[Records excerpted from a collection]
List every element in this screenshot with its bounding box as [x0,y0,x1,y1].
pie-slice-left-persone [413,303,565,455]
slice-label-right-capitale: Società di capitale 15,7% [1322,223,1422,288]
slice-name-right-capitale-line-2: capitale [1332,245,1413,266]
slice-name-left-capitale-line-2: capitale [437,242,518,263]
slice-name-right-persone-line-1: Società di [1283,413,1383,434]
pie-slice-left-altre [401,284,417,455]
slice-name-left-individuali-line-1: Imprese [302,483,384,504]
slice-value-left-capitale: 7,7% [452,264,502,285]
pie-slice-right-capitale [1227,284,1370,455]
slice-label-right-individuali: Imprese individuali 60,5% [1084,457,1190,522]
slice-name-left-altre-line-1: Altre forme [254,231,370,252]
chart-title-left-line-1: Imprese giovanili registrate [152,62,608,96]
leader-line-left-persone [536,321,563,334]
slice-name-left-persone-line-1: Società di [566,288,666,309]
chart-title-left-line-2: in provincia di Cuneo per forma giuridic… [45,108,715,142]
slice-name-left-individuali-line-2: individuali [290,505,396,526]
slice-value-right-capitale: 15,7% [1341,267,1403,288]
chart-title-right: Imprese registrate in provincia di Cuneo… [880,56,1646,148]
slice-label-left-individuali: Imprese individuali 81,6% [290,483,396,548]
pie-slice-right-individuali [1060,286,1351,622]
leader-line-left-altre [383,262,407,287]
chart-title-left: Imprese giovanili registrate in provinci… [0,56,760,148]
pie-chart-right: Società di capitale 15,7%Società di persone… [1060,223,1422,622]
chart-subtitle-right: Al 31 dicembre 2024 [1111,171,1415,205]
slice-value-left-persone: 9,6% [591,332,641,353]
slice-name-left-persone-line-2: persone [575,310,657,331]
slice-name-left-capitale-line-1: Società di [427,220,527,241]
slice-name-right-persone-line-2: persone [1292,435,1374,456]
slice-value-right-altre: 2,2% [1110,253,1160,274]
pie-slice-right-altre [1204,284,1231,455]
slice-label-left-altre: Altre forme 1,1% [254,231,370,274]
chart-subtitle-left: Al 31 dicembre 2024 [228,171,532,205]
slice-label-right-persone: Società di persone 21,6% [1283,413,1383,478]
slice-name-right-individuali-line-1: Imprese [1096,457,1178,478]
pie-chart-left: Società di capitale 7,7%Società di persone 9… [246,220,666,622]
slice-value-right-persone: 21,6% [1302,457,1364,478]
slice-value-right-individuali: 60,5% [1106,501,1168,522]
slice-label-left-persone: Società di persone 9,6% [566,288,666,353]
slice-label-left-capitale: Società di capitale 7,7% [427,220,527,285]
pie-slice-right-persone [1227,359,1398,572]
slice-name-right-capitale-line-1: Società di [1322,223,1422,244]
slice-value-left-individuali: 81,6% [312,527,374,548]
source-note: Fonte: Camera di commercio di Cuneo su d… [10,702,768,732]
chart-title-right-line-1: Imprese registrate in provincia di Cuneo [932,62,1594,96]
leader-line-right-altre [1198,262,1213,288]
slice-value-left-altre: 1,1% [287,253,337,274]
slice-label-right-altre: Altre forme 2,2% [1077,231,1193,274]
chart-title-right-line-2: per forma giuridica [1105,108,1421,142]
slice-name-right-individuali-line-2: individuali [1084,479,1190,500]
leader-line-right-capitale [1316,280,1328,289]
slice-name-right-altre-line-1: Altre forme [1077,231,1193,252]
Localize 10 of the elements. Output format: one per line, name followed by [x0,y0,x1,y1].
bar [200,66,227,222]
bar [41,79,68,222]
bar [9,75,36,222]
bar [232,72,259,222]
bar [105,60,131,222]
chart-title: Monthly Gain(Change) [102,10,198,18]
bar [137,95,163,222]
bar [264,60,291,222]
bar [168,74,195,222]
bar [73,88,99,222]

Work to do: Express every line of the data above as a JSON list of strings, with one string for each line and blank lines omitted.

Written response:
[
  "List every element in this screenshot with its bounding box as [x0,y0,x1,y1].",
  "pie-slice-left-persone [413,303,565,455]",
  "slice-label-right-capitale: Società di capitale 15,7% [1322,223,1422,288]",
  "slice-name-right-capitale-line-2: capitale [1332,245,1413,266]",
  "slice-name-left-capitale-line-2: capitale [437,242,518,263]",
  "slice-name-right-persone-line-1: Società di [1283,413,1383,434]",
  "pie-slice-left-altre [401,284,417,455]",
  "slice-name-left-individuali-line-1: Imprese [302,483,384,504]",
  "slice-value-left-capitale: 7,7% [452,264,502,285]",
  "pie-slice-right-capitale [1227,284,1370,455]",
  "slice-label-right-individuali: Imprese individuali 60,5% [1084,457,1190,522]",
  "slice-name-left-altre-line-1: Altre forme [254,231,370,252]",
  "chart-title-left-line-1: Imprese giovanili registrate [152,62,608,96]",
  "leader-line-left-persone [536,321,563,334]",
  "slice-name-left-persone-line-1: Società di [566,288,666,309]",
  "chart-title-left-line-2: in provincia di Cuneo per forma giuridic… [45,108,715,142]",
  "slice-name-left-individuali-line-2: individuali [290,505,396,526]",
  "slice-value-right-capitale: 15,7% [1341,267,1403,288]",
  "chart-title-right: Imprese registrate in provincia di Cuneo… [880,56,1646,148]",
  "slice-label-left-individuali: Imprese individuali 81,6% [290,483,396,548]",
  "pie-slice-right-individuali [1060,286,1351,622]",
  "leader-line-left-altre [383,262,407,287]",
  "chart-title-left: Imprese giovanili registrate in provinci… [0,56,760,148]",
  "pie-chart-right: Società di capitale 15,7%Società di persone… [1060,223,1422,622]",
  "chart-subtitle-right: Al 31 dicembre 2024 [1111,171,1415,205]",
  "slice-value-left-persone: 9,6% [591,332,641,353]",
  "slice-name-left-persone-line-2: persone [575,310,657,331]",
  "slice-name-left-capitale-line-1: Società di [427,220,527,241]",
  "slice-name-right-persone-line-2: persone [1292,435,1374,456]",
  "slice-value-right-altre: 2,2% [1110,253,1160,274]",
  "pie-slice-right-altre [1204,284,1231,455]",
  "slice-label-left-altre: Altre forme 1,1% [254,231,370,274]",
  "chart-subtitle-left: Al 31 dicembre 2024 [228,171,532,205]",
  "slice-label-right-persone: Società di persone 21,6% [1283,413,1383,478]",
  "slice-name-right-individuali-line-1: Imprese [1096,457,1178,478]",
  "pie-chart-left: Società di capitale 7,7%Società di persone 9… [246,220,666,622]",
  "slice-value-right-persone: 21,6% [1302,457,1364,478]",
  "slice-value-right-individuali: 60,5% [1106,501,1168,522]",
  "slice-label-left-persone: Società di persone 9,6% [566,288,666,353]",
  "slice-label-left-capitale: Società di capitale 7,7% [427,220,527,285]",
  "pie-slice-right-persone [1227,359,1398,572]",
  "slice-name-right-capitale-line-1: Società di [1322,223,1422,244]",
  "slice-value-left-individuali: 81,6% [312,527,374,548]",
  "source-note: Fonte: Camera di commercio di Cuneo su d… [10,702,768,732]",
  "chart-title-right-line-1: Imprese registrate in provincia di Cuneo [932,62,1594,96]",
  "leader-line-right-altre [1198,262,1213,288]",
  "slice-value-left-altre: 1,1% [287,253,337,274]",
  "slice-label-right-altre: Altre forme 2,2% [1077,231,1193,274]",
  "chart-title-right-line-2: per forma giuridica [1105,108,1421,142]",
  "slice-name-right-individuali-line-2: individuali [1084,479,1190,500]",
  "leader-line-right-capitale [1316,280,1328,289]",
  "slice-name-right-altre-line-1: Altre forme [1077,231,1193,252]",
  "Localize 10 of the elements. Output format: one per line, name followed by [x0,y0,x1,y1].",
  "bar [200,66,227,222]",
  "bar [41,79,68,222]",
  "bar [9,75,36,222]",
  "bar [232,72,259,222]",
  "bar [105,60,131,222]",
  "chart-title: Monthly Gain(Change) [102,10,198,18]",
  "bar [137,95,163,222]",
  "bar [264,60,291,222]",
  "bar [168,74,195,222]",
  "bar [73,88,99,222]"
]